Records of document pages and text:
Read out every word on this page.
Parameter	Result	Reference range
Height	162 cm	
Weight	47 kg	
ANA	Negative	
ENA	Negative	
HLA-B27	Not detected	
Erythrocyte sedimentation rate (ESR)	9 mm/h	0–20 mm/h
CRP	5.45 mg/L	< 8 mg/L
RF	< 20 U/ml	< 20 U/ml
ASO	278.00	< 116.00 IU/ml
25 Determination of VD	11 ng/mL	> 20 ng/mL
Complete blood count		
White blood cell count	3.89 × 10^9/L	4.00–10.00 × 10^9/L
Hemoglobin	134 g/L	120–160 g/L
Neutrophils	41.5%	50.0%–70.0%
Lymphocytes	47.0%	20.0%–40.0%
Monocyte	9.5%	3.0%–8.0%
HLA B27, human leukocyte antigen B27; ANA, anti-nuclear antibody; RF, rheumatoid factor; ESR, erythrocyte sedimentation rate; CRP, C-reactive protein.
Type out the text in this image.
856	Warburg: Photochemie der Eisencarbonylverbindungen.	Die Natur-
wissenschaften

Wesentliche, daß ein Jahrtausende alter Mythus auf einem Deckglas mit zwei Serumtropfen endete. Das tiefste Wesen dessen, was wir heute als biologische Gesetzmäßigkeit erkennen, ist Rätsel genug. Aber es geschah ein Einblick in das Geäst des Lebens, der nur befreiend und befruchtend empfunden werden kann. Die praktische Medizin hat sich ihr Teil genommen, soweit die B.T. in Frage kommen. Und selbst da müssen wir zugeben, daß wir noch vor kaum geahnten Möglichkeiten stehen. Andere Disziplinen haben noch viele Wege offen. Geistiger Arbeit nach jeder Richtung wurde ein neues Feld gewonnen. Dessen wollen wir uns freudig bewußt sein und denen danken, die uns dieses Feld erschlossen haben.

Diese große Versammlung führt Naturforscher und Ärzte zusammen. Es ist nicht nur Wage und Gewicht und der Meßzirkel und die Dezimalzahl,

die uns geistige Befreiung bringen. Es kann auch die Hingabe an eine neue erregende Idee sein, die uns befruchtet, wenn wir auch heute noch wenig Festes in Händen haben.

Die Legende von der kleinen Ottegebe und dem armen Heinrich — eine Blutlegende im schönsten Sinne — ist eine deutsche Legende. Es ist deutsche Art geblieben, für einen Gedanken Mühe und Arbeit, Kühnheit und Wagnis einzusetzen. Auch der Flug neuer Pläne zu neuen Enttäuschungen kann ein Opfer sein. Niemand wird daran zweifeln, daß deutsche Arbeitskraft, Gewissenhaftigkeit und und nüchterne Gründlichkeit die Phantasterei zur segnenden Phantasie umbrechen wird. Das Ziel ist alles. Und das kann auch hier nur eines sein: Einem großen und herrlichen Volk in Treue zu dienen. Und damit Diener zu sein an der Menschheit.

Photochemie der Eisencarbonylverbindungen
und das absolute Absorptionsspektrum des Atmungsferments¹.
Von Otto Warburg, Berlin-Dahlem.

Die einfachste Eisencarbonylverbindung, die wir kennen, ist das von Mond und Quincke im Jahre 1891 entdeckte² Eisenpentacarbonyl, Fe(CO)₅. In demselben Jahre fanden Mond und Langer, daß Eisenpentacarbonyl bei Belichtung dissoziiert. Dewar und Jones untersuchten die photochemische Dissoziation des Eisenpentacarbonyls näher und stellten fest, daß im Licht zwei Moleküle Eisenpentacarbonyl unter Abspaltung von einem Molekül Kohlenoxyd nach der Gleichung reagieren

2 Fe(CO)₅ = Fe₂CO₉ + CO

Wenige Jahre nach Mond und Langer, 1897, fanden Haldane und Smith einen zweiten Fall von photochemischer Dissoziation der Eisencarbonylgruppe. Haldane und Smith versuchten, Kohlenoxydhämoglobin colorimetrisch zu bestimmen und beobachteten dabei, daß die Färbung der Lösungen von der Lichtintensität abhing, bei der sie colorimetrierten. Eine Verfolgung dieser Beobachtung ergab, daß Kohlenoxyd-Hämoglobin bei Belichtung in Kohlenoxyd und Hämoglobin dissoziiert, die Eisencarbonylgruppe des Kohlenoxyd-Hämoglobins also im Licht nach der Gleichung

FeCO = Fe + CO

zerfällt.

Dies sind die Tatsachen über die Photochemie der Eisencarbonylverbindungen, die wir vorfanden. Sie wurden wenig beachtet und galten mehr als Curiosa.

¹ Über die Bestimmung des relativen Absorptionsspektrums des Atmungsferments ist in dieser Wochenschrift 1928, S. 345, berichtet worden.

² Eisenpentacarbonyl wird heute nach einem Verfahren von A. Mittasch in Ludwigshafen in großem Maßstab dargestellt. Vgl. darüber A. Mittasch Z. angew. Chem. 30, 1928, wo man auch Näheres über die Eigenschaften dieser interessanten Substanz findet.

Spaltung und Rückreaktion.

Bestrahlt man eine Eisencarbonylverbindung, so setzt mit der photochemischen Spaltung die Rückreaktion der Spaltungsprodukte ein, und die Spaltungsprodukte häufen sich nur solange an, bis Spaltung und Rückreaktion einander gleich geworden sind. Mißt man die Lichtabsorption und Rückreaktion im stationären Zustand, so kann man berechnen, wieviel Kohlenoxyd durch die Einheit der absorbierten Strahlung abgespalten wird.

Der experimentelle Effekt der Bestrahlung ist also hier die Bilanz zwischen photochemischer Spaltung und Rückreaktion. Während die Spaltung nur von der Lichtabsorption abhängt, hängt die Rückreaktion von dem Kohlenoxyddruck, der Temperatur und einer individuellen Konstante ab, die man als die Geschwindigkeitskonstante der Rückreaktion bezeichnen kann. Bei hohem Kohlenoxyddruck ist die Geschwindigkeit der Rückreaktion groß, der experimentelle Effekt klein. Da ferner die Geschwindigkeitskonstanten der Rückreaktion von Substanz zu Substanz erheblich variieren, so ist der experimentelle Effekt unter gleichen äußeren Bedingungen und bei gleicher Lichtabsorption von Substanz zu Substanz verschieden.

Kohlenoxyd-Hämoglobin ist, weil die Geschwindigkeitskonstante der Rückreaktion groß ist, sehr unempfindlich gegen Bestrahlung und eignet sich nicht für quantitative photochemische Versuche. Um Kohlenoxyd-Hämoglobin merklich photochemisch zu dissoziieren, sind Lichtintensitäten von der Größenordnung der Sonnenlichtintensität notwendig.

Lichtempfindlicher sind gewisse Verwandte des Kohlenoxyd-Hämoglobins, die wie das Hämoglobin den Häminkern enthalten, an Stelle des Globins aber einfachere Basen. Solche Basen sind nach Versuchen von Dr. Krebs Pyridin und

• Task brief
List, from the entries above, every line in which the word "hier" shows up.

• Finished exercise
Die Legende von der kleinen Ottegebe und dem armen Heinrich — eine Blutlegende im schönsten Sinne — ist eine deutsche Legende. Es ist deutsche Art geblieben, für einen Gedanken Mühe und Arbeit, Kühnheit und Wagnis einzusetzen. Auch der Flug neuer Pläne zu neuen Enttäuschungen kann ein Opfer sein. Niemand wird daran zweifeln, daß deutsche Arbeitskraft, Gewissenhaftigkeit und und nüchterne Gründlichkeit die Phantasterei zur segnenden Phantasie umbrechen wird. Das Ziel ist alles. Und das kann auch hier nur eines sein: Einem großen und herrlichen Volk in Treue zu dienen. Und damit Diener zu sein an der Menschheit.
Der experimentelle Effekt der Bestrahlung ist also hier die Bilanz zwischen photochemischer Spaltung und Rückreaktion. Während die Spaltung nur von der Lichtabsorption abhängt, hängt die Rückreaktion von dem Kohlenoxyddruck, der Temperatur und einer individuellen Konstante ab, die man als die Geschwindigkeitskonstante der Rückreaktion bezeichnen kann. Bei hohem Kohlenoxyddruck ist die Geschwindigkeit der Rückreaktion groß, der experimentelle Effekt klein. Da ferner die Geschwindigkeitskonstanten der Rückreaktion von Substanz zu Substanz erheblich variieren, so ist der experimentelle Effekt unter gleichen äußeren Bedingungen und bei gleicher Lichtabsorption von Substanz zu Substanz verschieden.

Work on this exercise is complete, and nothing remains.